**SET TASK:** Find the number of lines below in which the word "manejo" appears, and write that number only.

**DATA FOR THIS TASK:**
- - - - - - -
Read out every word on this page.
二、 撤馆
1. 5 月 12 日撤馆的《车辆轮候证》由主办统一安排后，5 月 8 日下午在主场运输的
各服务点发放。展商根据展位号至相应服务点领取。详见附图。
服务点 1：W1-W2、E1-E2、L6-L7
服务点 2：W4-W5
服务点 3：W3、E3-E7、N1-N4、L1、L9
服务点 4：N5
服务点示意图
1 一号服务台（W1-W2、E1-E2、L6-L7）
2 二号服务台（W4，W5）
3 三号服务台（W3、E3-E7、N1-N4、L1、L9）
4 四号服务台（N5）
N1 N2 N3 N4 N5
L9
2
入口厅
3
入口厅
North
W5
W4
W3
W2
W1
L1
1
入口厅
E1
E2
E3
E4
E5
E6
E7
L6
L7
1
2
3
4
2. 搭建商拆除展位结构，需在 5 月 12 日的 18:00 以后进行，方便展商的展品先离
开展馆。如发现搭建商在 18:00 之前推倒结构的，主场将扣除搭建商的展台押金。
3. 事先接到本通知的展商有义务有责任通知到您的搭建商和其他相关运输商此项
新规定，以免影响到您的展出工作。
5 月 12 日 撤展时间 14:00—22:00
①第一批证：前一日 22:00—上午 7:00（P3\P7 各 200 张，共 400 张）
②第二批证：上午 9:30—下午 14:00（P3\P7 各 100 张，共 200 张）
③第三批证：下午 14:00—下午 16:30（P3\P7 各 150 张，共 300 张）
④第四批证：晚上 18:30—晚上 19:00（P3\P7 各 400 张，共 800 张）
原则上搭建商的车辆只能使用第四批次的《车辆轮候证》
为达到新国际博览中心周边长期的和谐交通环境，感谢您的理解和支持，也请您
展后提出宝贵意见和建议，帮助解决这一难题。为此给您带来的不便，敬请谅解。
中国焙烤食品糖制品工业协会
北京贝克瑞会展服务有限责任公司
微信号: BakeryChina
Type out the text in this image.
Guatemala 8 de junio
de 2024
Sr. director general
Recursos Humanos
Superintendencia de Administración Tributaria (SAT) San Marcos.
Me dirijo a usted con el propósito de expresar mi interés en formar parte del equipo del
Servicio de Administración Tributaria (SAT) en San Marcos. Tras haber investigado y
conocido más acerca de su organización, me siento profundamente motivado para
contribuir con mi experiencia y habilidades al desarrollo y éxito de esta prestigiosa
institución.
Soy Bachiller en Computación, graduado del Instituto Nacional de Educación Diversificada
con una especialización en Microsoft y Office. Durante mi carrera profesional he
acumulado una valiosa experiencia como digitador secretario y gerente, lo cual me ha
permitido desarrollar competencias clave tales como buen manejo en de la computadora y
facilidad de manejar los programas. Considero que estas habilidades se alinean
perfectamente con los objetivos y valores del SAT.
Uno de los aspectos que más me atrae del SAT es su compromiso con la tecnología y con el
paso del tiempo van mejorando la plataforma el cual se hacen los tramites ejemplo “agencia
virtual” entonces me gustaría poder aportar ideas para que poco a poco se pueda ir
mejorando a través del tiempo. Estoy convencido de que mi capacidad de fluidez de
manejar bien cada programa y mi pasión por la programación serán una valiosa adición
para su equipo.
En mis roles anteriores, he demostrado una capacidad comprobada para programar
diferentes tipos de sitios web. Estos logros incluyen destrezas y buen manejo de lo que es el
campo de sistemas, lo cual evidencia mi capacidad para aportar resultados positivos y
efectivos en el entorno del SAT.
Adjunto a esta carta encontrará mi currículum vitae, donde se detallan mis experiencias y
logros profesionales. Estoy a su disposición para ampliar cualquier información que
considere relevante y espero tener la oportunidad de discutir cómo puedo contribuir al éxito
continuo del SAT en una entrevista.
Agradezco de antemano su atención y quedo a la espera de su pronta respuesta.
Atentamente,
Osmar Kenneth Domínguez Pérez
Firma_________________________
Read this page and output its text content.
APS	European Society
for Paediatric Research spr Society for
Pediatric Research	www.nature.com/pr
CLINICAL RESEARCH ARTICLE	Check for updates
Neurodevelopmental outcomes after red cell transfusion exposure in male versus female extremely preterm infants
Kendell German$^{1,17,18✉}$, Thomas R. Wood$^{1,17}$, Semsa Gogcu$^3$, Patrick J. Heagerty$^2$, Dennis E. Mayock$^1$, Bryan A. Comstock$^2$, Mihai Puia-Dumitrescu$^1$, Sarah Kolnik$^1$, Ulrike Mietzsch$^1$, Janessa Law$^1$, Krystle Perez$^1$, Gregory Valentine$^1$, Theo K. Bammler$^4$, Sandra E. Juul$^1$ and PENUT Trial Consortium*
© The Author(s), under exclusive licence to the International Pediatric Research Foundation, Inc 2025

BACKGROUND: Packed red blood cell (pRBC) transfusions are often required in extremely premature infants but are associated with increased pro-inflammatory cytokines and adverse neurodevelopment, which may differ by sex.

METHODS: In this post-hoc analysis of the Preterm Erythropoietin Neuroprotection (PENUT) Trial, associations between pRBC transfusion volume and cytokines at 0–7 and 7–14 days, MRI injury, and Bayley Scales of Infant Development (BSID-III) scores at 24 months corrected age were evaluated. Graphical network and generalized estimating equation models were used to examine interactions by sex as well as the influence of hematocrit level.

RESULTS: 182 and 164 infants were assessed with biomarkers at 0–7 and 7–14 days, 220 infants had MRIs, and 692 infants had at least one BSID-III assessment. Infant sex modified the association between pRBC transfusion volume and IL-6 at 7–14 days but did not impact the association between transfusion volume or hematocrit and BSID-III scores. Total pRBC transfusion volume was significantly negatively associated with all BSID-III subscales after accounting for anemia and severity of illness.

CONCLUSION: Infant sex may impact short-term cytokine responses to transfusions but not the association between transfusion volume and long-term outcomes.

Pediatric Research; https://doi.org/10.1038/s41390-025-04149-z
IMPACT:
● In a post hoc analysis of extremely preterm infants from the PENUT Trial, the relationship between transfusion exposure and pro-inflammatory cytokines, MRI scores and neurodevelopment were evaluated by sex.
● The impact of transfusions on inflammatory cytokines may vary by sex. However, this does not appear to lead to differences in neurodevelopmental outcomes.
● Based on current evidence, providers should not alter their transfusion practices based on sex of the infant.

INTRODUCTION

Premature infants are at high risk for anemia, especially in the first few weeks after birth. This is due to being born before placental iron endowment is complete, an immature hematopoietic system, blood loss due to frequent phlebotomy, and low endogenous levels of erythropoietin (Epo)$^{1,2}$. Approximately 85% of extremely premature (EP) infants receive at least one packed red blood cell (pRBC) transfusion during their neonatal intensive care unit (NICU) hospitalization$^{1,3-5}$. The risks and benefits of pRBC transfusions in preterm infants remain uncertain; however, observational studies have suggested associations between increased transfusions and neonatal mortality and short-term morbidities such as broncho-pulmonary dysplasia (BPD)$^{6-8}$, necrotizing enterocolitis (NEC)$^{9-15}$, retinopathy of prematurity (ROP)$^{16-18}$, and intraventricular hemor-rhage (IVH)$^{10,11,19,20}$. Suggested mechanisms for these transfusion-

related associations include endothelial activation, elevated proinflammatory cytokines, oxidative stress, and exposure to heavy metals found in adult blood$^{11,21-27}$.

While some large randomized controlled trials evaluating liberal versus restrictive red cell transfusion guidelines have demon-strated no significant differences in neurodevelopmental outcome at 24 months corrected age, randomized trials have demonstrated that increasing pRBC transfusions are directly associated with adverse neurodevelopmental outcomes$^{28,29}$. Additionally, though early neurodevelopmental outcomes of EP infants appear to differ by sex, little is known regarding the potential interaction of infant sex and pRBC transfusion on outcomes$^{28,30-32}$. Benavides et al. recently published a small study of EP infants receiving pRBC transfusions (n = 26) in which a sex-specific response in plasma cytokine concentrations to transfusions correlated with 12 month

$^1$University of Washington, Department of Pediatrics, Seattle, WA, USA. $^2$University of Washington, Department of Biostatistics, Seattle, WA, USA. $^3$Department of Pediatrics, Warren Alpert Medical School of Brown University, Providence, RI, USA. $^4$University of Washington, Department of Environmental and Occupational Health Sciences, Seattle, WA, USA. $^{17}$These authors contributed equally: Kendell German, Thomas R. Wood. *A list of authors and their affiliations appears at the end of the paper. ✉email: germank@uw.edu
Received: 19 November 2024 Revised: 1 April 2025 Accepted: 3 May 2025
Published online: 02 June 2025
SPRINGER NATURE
- - - - - - -
**TASK RESULT:** 2